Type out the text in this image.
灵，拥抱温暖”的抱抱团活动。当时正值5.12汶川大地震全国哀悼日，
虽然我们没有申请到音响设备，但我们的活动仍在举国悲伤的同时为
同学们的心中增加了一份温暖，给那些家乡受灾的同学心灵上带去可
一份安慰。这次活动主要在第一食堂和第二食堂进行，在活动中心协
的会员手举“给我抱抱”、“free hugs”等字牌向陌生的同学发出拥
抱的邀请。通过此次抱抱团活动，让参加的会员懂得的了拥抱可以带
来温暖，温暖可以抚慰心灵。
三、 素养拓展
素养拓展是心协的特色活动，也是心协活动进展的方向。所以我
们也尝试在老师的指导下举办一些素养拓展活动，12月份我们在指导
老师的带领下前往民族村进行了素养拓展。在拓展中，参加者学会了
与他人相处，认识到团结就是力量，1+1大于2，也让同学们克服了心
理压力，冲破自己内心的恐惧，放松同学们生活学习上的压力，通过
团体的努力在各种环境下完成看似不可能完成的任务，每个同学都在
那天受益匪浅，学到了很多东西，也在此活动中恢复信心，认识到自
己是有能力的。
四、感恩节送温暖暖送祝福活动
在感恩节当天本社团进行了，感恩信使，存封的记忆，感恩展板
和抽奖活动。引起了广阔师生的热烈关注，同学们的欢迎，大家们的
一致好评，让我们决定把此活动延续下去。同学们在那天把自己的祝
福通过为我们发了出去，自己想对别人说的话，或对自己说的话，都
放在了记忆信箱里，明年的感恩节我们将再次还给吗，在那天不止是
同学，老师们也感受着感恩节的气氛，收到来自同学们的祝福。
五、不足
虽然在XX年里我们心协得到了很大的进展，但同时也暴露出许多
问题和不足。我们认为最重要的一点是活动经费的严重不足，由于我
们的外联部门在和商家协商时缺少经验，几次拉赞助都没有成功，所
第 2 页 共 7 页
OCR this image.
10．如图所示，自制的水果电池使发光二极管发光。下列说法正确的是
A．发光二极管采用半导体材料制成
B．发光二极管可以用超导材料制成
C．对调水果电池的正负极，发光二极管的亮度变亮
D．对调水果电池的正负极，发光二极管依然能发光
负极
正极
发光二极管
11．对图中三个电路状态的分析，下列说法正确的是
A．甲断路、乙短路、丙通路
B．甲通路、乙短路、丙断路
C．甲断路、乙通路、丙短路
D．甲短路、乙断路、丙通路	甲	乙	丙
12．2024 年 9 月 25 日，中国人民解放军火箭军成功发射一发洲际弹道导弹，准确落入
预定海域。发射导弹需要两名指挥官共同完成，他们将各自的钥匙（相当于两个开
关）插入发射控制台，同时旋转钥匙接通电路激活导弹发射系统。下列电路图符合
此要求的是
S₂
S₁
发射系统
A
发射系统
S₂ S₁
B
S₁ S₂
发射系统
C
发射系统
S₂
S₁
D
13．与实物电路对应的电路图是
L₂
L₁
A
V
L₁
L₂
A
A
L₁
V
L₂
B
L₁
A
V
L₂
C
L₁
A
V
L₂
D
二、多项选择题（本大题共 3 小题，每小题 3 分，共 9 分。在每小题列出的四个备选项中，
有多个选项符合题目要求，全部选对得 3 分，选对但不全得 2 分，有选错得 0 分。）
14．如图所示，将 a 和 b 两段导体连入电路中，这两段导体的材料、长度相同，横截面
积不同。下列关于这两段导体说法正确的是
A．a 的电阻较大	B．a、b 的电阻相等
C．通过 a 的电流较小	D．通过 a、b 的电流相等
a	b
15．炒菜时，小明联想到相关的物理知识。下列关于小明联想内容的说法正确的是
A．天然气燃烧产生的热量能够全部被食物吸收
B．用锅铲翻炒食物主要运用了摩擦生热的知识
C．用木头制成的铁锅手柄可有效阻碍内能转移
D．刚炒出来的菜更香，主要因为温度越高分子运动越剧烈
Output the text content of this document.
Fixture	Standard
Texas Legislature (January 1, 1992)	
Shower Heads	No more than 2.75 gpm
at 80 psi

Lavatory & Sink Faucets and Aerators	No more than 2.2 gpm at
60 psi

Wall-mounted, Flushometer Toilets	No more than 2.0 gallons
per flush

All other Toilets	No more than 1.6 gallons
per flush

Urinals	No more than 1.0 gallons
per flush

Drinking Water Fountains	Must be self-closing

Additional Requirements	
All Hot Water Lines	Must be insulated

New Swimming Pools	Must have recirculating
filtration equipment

################

For each line of the listing that holds the word "如图所示", show that line.

* [SOLUTION TO THE PROBLEM]
10．如图所示，自制的水果电池使发光二极管发光。下列说法正确的是
14．如图所示，将 a 和 b 两段导体连入电路中，这两段导体的材料、长度相同，横截面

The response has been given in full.